• Problem
Can you find the lines of the listing that include "Tiffany" and copy every one?

• Provided data
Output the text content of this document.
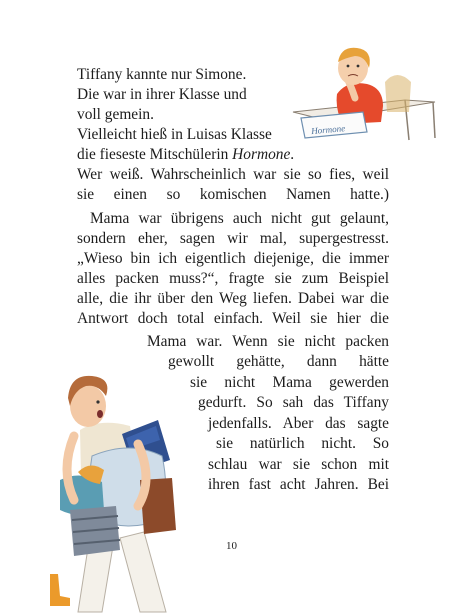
Hormone
Tiffany kannte nur Simone.
Die war in ihrer Klasse und
voll gemein.
Vielleicht hieß in Luisas Klasse
die fieseste Mitschülerin Hormone.
Wer weiß. Wahrscheinlich war sie so fies, weil
sie einen so komischen Namen hatte.)
Mama war übrigens auch nicht gut gelaunt,
sondern eher, sagen wir mal, supergestresst.
„Wieso bin ich eigentlich diejenige, die immer
alles packen muss?“, fragte sie zum Beispiel
alle, die ihr über den Weg liefen. Dabei war die
Antwort doch total einfach. Weil sie hier die
Mama war. Wenn sie nicht packen
gewollt gehätte, dann hätte
sie nicht Mama gewerden
gedurft. So sah das Tiffany
jedenfalls. Aber das sagte
sie natürlich nicht. So
schlau war sie schon mit
ihren fast acht Jahren. Bei
10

• Reply
Tiffany kannte nur Simone.
gedurft. So sah das Tiffany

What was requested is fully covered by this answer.